DESCRIPTION OF THE TASK: Please copy all the lines that follow, word for word.

^^^^^^^^^^^^^^^^

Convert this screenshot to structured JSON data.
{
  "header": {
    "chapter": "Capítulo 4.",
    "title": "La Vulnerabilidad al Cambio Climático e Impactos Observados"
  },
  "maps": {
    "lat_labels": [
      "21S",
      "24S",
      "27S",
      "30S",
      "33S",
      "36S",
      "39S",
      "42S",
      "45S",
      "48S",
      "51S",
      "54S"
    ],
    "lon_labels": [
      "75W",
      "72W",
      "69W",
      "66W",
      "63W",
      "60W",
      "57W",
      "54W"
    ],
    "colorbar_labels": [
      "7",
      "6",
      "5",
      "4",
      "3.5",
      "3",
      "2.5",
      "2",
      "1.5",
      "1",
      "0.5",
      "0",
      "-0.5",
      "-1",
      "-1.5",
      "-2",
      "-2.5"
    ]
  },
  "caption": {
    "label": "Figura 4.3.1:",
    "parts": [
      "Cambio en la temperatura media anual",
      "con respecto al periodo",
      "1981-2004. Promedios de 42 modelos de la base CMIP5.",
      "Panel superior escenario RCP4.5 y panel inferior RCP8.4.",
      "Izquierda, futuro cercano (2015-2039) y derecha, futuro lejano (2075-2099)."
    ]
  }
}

^^^^^^^^^^^^^^^^

SOLVED EXERCISE:
Convert this screenshot to structured JSON data.
{
  "header": {
    "chapter": "Capítulo 4.",
    "title": "La Vulnerabilidad al Cambio Climático e Impactos Observados"
  },
  "maps": {
    "lat_labels": [
      "21S",
      "24S",
      "27S",
      "30S",
      "33S",
      "36S",
      "39S",
      "42S",
      "45S",
      "48S",
      "51S",
      "54S"
    ],
    "lon_labels": [
      "75W",
      "72W",
      "69W",
      "66W",
      "63W",
      "60W",
      "57W",
      "54W"
    ],
    "colorbar_labels": [
      "7",
      "6",
      "5",
      "4",
      "3.5",
      "3",
      "2.5",
      "2",
      "1.5",
      "1",
      "0.5",
      "0",
      "-0.5",
      "-1",
      "-1.5",
      "-2",
      "-2.5"
    ]
  },
  "caption": {
    "label": "Figura 4.3.1:",
    "parts": [
      "Cambio en la temperatura media anual",
      "con respecto al periodo",
      "1981-2004. Promedios de 42 modelos de la base CMIP5.",
      "Panel superior escenario RCP4.5 y panel inferior RCP8.4.",
      "Izquierda, futuro cercano (2015-2039) y derecha, futuro lejano (2075-2099)."
    ]
  }
}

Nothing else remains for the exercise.